Only the number is wanted: how many lines of the data contain "minutes"?

Data entries
-- -- --

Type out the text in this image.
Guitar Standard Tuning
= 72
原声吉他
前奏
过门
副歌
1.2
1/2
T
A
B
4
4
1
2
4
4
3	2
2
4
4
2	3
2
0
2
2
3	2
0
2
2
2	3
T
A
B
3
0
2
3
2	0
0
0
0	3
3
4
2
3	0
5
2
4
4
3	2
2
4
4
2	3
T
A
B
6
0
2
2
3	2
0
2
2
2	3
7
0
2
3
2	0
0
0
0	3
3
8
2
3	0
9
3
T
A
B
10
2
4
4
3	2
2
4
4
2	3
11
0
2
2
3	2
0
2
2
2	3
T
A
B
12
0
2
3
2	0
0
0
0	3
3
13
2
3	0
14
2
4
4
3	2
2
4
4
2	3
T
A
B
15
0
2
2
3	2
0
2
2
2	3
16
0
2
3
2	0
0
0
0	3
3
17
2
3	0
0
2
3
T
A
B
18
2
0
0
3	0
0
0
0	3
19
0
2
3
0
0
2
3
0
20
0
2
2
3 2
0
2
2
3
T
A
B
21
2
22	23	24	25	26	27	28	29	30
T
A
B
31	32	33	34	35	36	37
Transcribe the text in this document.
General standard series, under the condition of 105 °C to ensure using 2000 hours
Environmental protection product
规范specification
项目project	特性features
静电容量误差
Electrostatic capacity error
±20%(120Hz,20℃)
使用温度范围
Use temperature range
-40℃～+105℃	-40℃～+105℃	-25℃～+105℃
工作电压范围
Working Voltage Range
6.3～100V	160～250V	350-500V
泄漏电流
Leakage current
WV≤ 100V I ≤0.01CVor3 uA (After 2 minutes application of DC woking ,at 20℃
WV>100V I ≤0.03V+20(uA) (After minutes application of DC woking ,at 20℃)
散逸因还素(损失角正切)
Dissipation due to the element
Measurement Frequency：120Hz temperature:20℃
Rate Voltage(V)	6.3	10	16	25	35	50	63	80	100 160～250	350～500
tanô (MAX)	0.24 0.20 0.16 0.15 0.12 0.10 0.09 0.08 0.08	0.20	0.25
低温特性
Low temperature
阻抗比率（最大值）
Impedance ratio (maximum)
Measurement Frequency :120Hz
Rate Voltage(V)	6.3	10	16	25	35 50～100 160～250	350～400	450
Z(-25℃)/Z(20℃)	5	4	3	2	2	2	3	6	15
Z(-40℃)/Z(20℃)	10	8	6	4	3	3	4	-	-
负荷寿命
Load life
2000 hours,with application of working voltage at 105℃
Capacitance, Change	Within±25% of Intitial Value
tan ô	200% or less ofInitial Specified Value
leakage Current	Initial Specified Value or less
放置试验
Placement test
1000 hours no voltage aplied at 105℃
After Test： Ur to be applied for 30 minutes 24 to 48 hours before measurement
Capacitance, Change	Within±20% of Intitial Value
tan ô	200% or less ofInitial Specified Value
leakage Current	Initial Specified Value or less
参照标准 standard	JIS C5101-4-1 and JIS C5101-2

-- -- --

§ Reply to the exercise
3